### WHAT THE TASK REQUIRES
The word "Methylation" occurs in some lines of the data. Return each such line.

[Data entries for graphics]
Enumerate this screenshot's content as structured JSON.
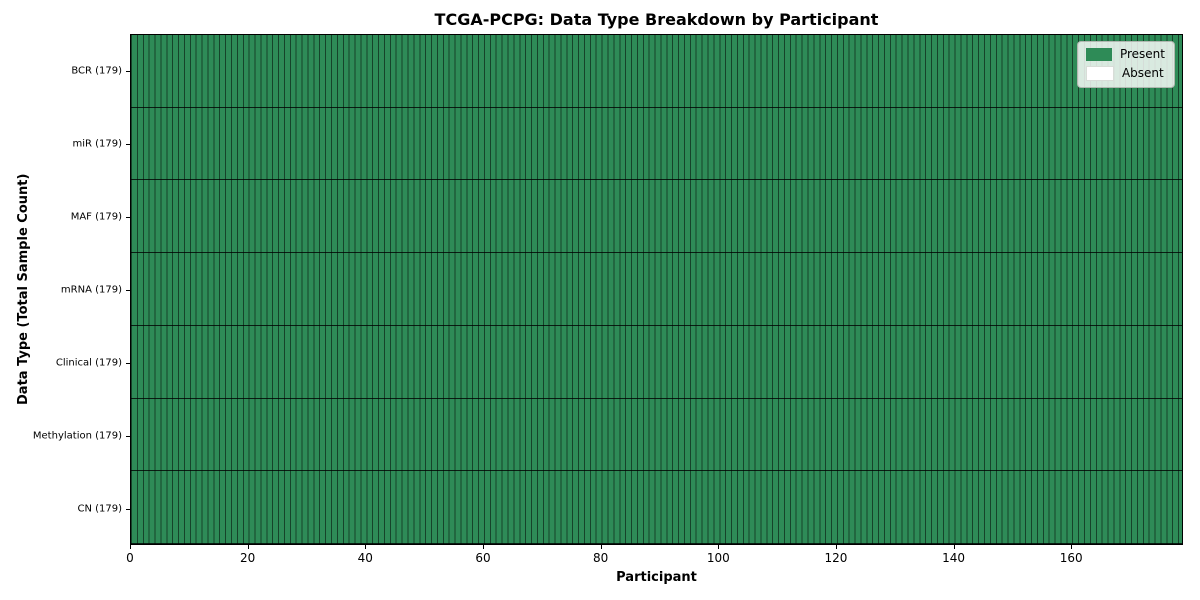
{
  "chart_data": {
    "type": "heatmap",
    "title": "TCGA-PCPG: Data Type Breakdown by Participant",
    "xlabel": "Participant",
    "ylabel": "Data Type (Total Sample Count)",
    "n_participants": 179,
    "x_range": [
      0,
      179
    ],
    "x_ticks": [
      0,
      20,
      40,
      60,
      80,
      100,
      120,
      140,
      160
    ],
    "rows": [
      {
        "label": "BCR (179)",
        "data_type": "BCR",
        "total_samples": 179,
        "present_count": 179,
        "absent_count": 0
      },
      {
        "label": "miR (179)",
        "data_type": "miR",
        "total_samples": 179,
        "present_count": 179,
        "absent_count": 0
      },
      {
        "label": "MAF (179)",
        "data_type": "MAF",
        "total_samples": 179,
        "present_count": 179,
        "absent_count": 0
      },
      {
        "label": "mRNA (179)",
        "data_type": "mRNA",
        "total_samples": 179,
        "present_count": 179,
        "absent_count": 0
      },
      {
        "label": "Clinical (179)",
        "data_type": "Clinical",
        "total_samples": 179,
        "present_count": 179,
        "absent_count": 0
      },
      {
        "label": "Methylation (179)",
        "data_type": "Methylation",
        "total_samples": 179,
        "present_count": 179,
        "absent_count": 0
      },
      {
        "label": "CN (179)",
        "data_type": "CN",
        "total_samples": 179,
        "present_count": 179,
        "absent_count": 0
      }
    ],
    "cells": "every cell Present: all 179 participants have all 7 data types",
    "legend": {
      "position": "upper right",
      "entries": [
        {
          "label": "Present",
          "color": "#2e8b57"
        },
        {
          "label": "Absent",
          "color": "#ffffff"
        }
      ]
    },
    "colors": {
      "present": "#2e8b57",
      "absent": "#ffffff",
      "cell_edge": "rgba(0,0,0,0.52)",
      "row_divider": "rgba(0,0,0,0.78)",
      "axes_edge": "#000000"
    },
    "grid": "cell edges visible (179 vertical lines, 6 horizontal row dividers)"
  }
}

### ANSWER BOX
        "label": "Methylation (179)",
        "data_type": "Methylation",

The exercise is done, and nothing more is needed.